##### The data #####

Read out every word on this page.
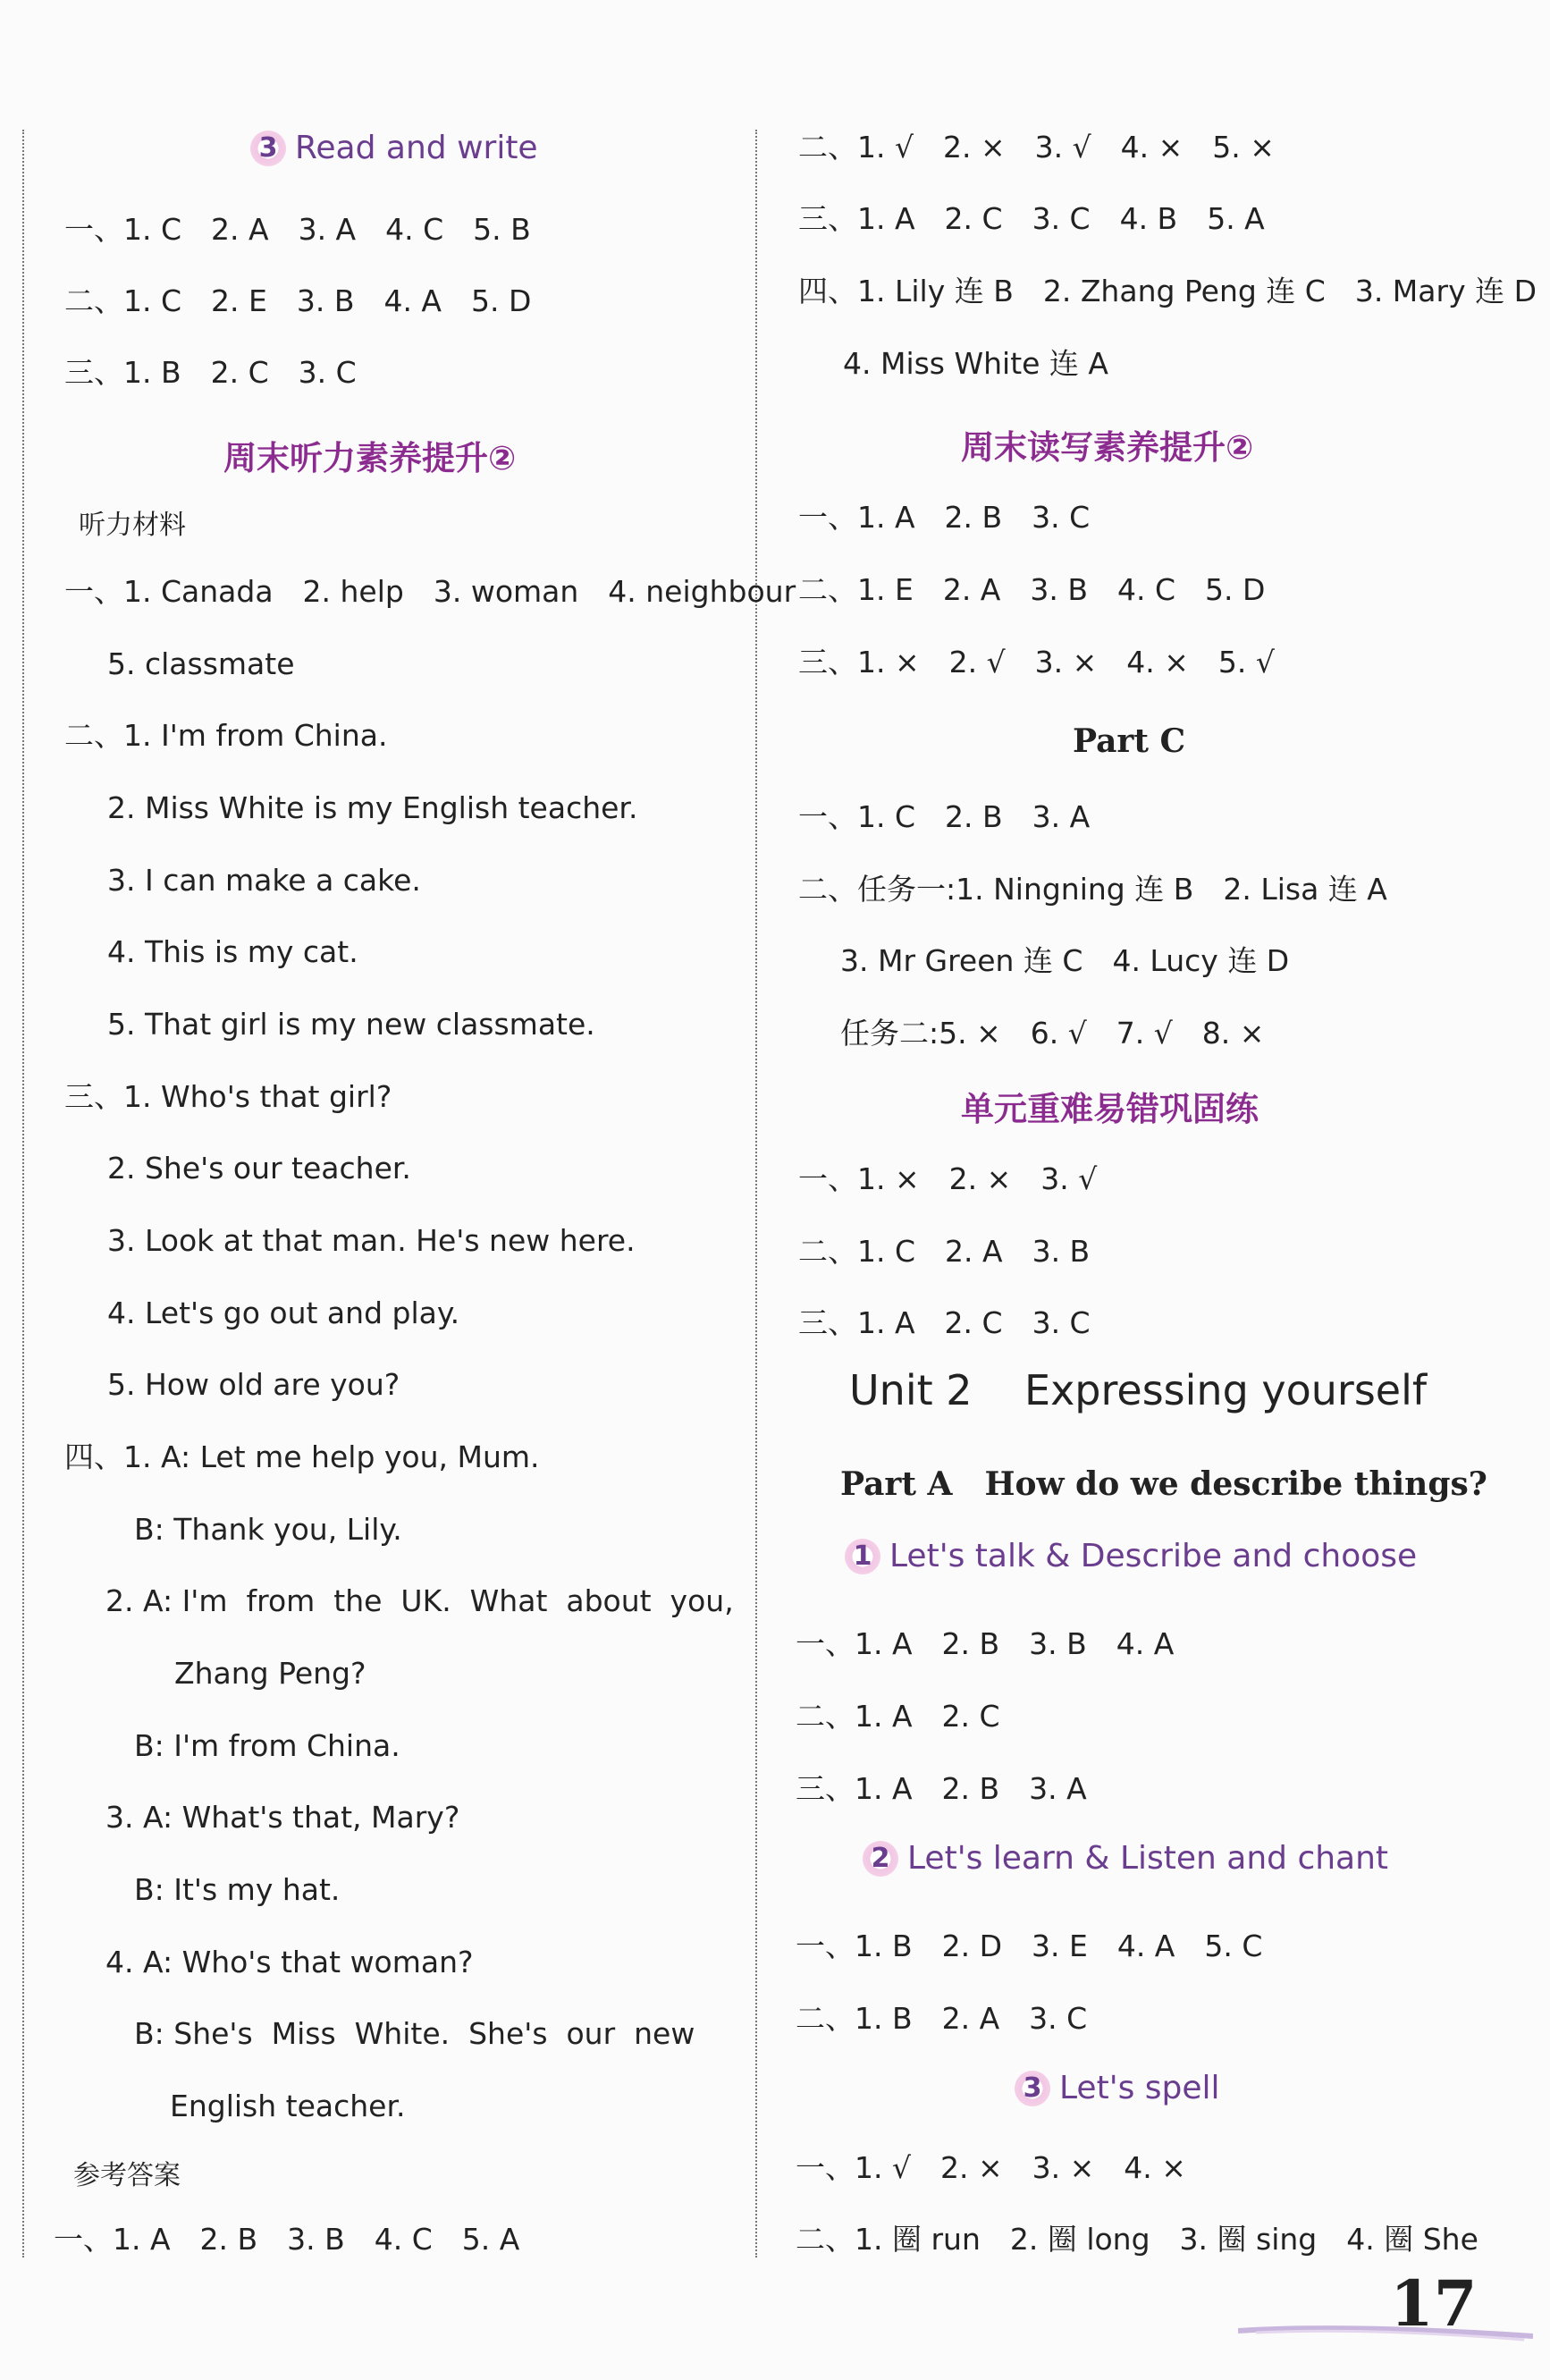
3 Read and write
一、1. C　2. A　3. A　4. C　5. B
二、1. C　2. E　3. B　4. A　5. D
三、1. B　2. C　3. C
周末听力素养提升②
听力材料
一、1. Canada　2. help　3. woman　4. neighbour
5. classmate
二、1. I'm from China.
2. Miss White is my English teacher.
3. I can make a cake.
4. This is my cat.
5. That girl is my new classmate.
三、1. Who's that girl?
2. She's our teacher.
3. Look at that man. He's new here.
4. Let's go out and play.
5. How old are you?
四、1. A: Let me help you, Mum.
B: Thank you, Lily.
2. A: I'm  from  the  UK.  What  about  you,
Zhang Peng?
B: I'm from China.
3. A: What's that, Mary?
B: It's my hat.
4. A: Who's that woman?
B: She's  Miss  White.  She's  our  new
English teacher.
参考答案
一、1. A　2. B　3. B　4. C　5. A
二、1. √　2. ×　3. √　4. ×　5. ×
三、1. A　2. C　3. C　4. B　5. A
四、1. Lily 连 B　2. Zhang Peng 连 C　3. Mary 连 D
4. Miss White 连 A
周末读写素养提升②
一、1. A　2. B　3. C
二、1. E　2. A　3. B　4. C　5. D
三、1. ×　2. √　3. ×　4. ×　5. √
Part C
一、1. C　2. B　3. A
二、任务一:1. Ningning 连 B　2. Lisa 连 A
3. Mr Green 连 C　4. Lucy 连 D
任务二:5. ×　6. √　7. √　8. ×
单元重难易错巩固练
一、1. ×　2. ×　3. √
二、1. C　2. A　3. B
三、1. A　2. C　3. C
Unit 2    Expressing yourself
Part A　How do we describe things?
1 Let's talk & Describe and choose
一、1. A　2. B　3. B　4. A
二、1. A　2. C
三、1. A　2. B　3. A
2 Let's learn & Listen and chant
一、1. B　2. D　3. E　4. A　5. C
二、1. B　2. A　3. C
3 Let's spell
一、1. √　2. ×　3. ×　4. ×
二、1. 圈 run　2. 圈 long　3. 圈 sing　4. 圈 She
17
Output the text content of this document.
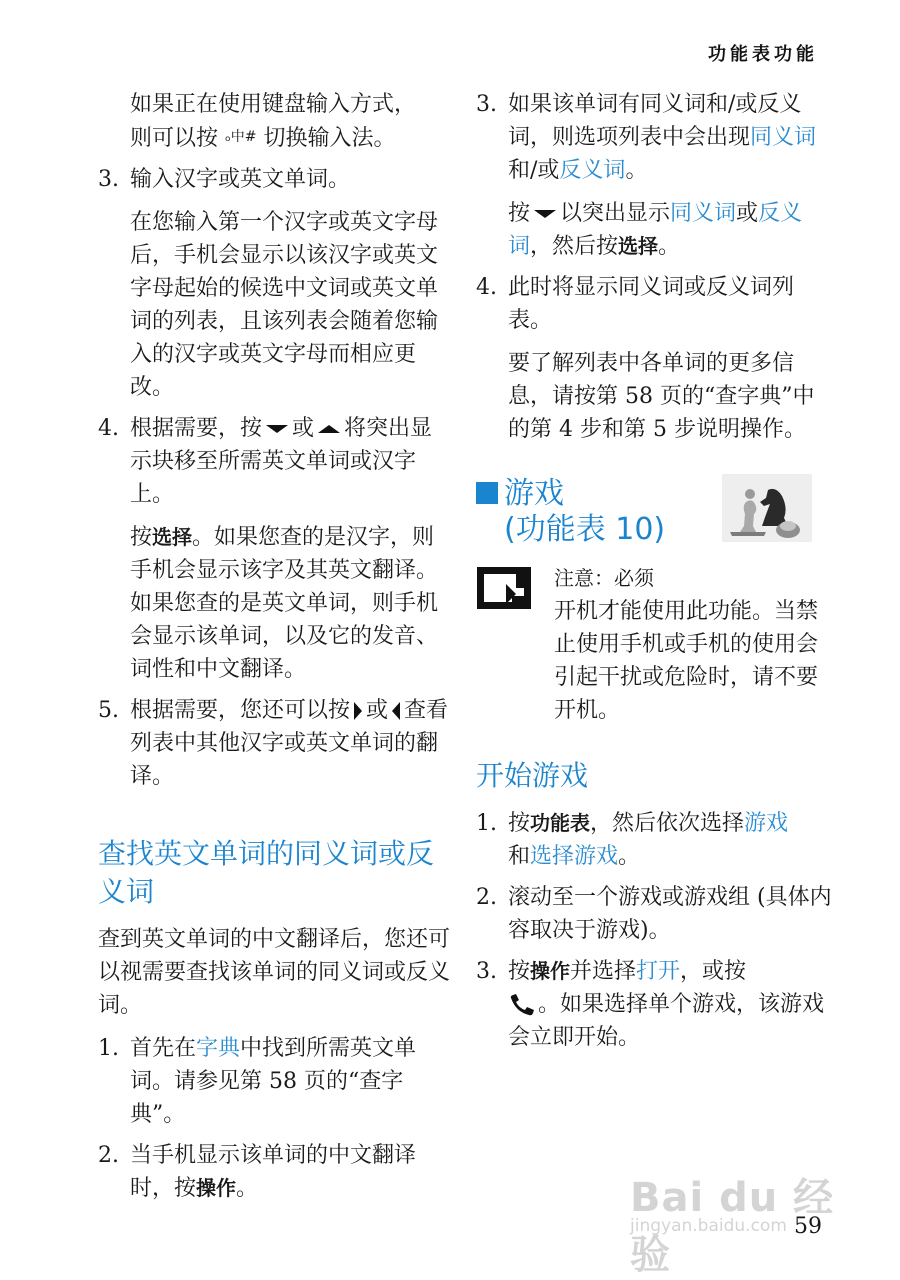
功能表功能

如果正在使用键盘输入方式，
则可以按 ₒ中# 切换输入法。

3. 输入汉字或英文单词。

在您输入第一个汉字或英文字母后，手机会显示以该汉字或英文字母起始的候选中文词或英文单词的列表，且该列表会随着您输入的汉字或英文字母而相应更改。

4. 根据需要，按 或 将突出显示块移至所需英文单词或汉字上。

按选择。如果您查的是汉字，则手机会显示该字及其英文翻译。如果您查的是英文单词，则手机会显示该单词，以及它的发音、词性和中文翻译。

5. 根据需要，您还可以按 或 查看列表中其他汉字或英文单词的翻译。

查找英文单词的同义词或反义词

查到英文单词的中文翻译后，您还可以视需要查找该单词的同义词或反义词。

1. 首先在字典中找到所需英文单词。请参见第 58 页的“查字典”。

2. 当手机显示该单词的中文翻译时，按操作。

3. 如果该单词有同义词和/或反义词，则选项列表中会出现同义词和/或反义词。

按 以突出显示同义词或反义词，然后按选择。

4. 此时将显示同义词或反义词列表。

要了解列表中各单词的更多信息，请按第 58 页的“查字典”中的第 4 步和第 5 步说明操作。

游戏
(功能表 10)

注意：必须
开机才能使用此功能。当禁止使用手机或手机的使用会引起干扰或危险时，请不要开机。

开始游戏
1. 按功能表，然后依次选择游戏
和选择游戏。

2. 滚动至一个游戏或游戏组 (具体内容取决于游戏)。

3. 按操作并选择打开，或按
。如果选择单个游戏，该游戏会立即开始。

Bai du 经验
jingyan.baidu.com 59
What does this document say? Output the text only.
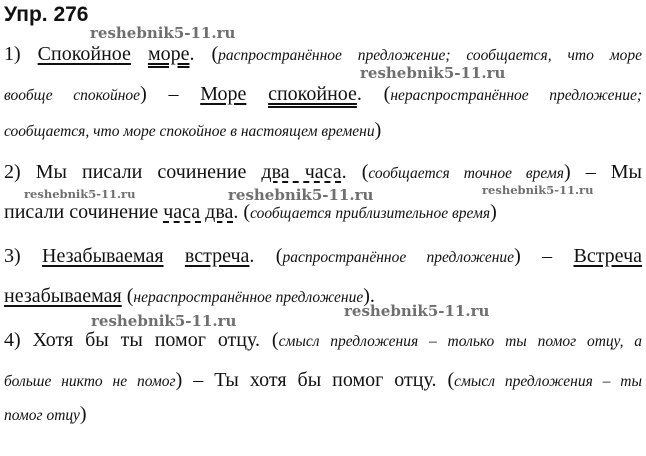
Упр. 276
reshebnik5-11.ru
reshebnik5-11.ru
reshebnik5-11.ru	reshebnik5-11.ru	reshebnik5-11.ru
reshebnik5-11.ru
reshebnik5-11.ru
1) Спокойное море. (распространённое предложение; сообщается, что море
вообще спокойное) – Море спокойное. (нераспространённое предложение;
сообщается, что море спокойное в настоящем времени)
2) Мы писали сочинение два часа. (сообщается точное время) – Мы
писали сочинение часа два. (сообщается приблизительное время)
3) Незабываемая встреча. (распространённое предложение) – Встреча
незабываемая (нераспространённое предложение).
4) Хотя бы ты помог отцу. (смысл предложения – только ты помог отцу, а
больше никто не помог) – Ты хотя бы помог отцу. (смысл предложения – ты
помог отцу)
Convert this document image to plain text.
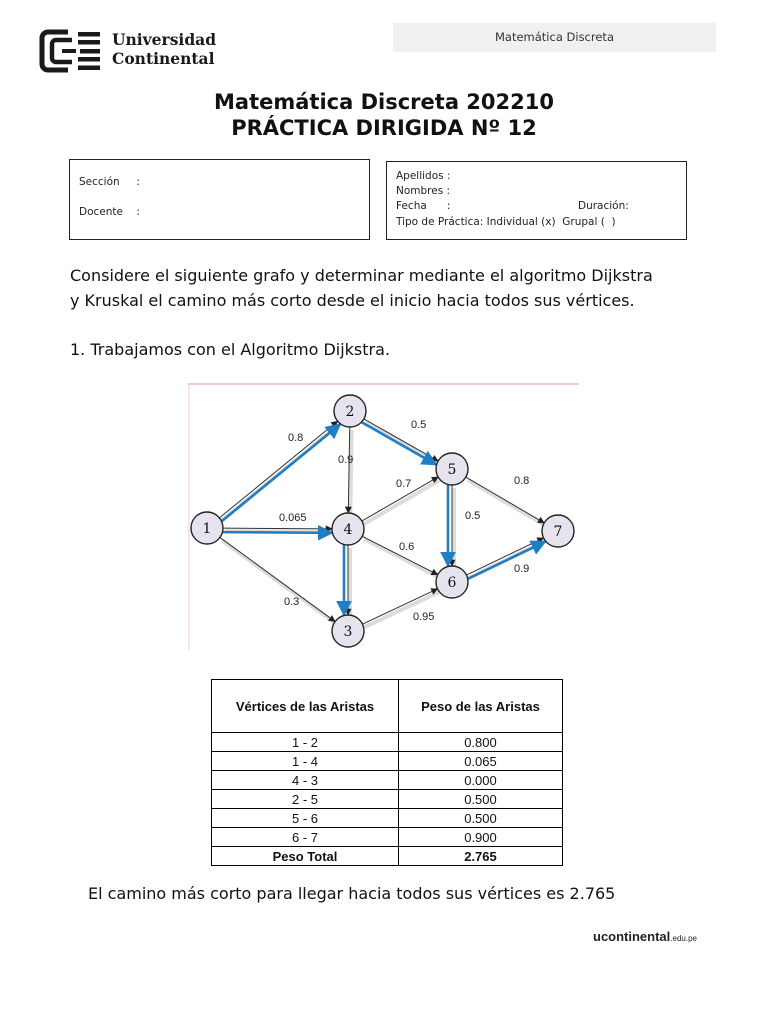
Universidad
Continental
Matemática Discreta
Matemática Discreta 202210
PRÁCTICA DIRIGIDA Nº 12
Sección     :
Docente    :
Apellidos :
Nombres :
Fecha      :	Duración:
Tipo de Práctica: Individual (x)  Grupal (  )
Considere el siguiente grafo y determinar mediante el algoritmo Dijkstra
y Kruskal el camino más corto desde el inicio hacia todos sus vértices.
1. Trabajamos con el Algoritmo Dijkstra.
0.8
0.065
0.3
0.9
0.5
0.7
0.6
0.95
0.5
0.8
0.9
1
2
3
4
5
6
7
Vértices de las Aristas	Peso de las Aristas
1 - 2	0.800
1 - 4	0.065
4 - 3	0.000
2 - 5	0.500
5 - 6	0.500
6 - 7	0.900
Peso Total	2.765
El camino más corto para llegar hacia todos sus vértices es 2.765
ucontinental.edu.pe
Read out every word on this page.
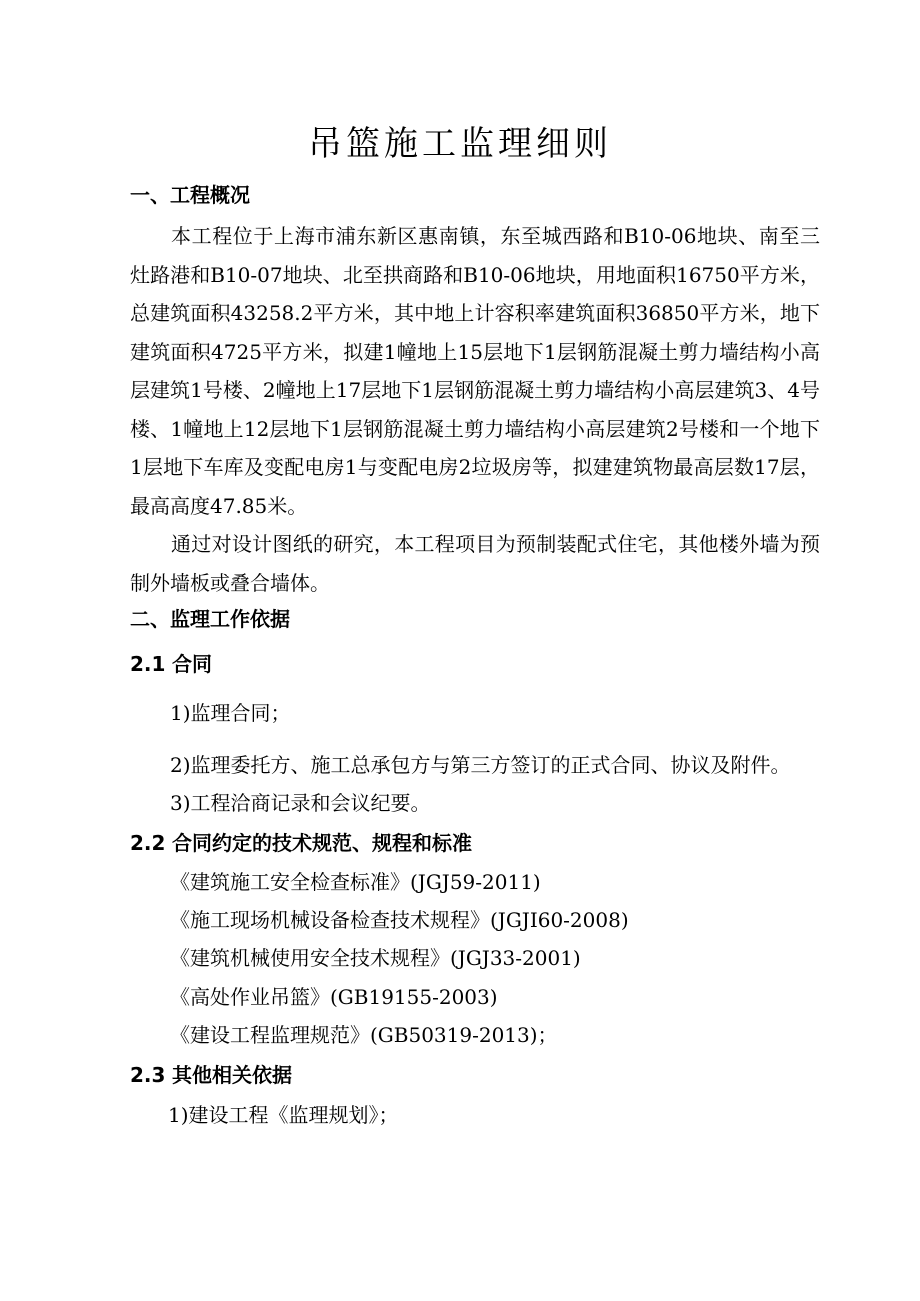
吊篮施工监理细则
一、工程概况
本工程位于上海市浦东新区惠南镇，东至城西路和B10-06地块、南至三灶路港和B10-07地块、北至拱商路和B10-06地块，用地面积16750平方米，总建筑面积43258.2平方米，其中地上计容积率建筑面积36850平方米，地下建筑面积4725平方米，拟建1幢地上15层地下1层钢筋混凝土剪力墙结构小高层建筑1号楼、2幢地上17层地下1层钢筋混凝土剪力墙结构小高层建筑3、4号楼、1幢地上12层地下1层钢筋混凝土剪力墙结构小高层建筑2号楼和一个地下1层地下车库及变配电房1与变配电房2垃圾房等，拟建建筑物最高层数17层，最高高度47.85米。
通过对设计图纸的研究，本工程项目为预制装配式住宅，其他楼外墙为预制外墙板或叠合墙体。
二、监理工作依据
2.1 合同
1)监理合同；
2)监理委托方、施工总承包方与第三方签订的正式合同、协议及附件。
3)工程洽商记录和会议纪要。
2.2 合同约定的技术规范、规程和标准
《建筑施工安全检查标准》(JGJ59-2011)
《施工现场机械设备检查技术规程》(JGJI60-2008)
《建筑机械使用安全技术规程》(JGJ33-2001)
《高处作业吊篮》(GB19155-2003)
《建设工程监理规范》(GB50319-2013)；
2.3 其他相关依据
1)建设工程《监理规划》；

#####

=== Directions ===
Report only how many lines in the listing contain the string "Discreta".

=== Written answer ===
2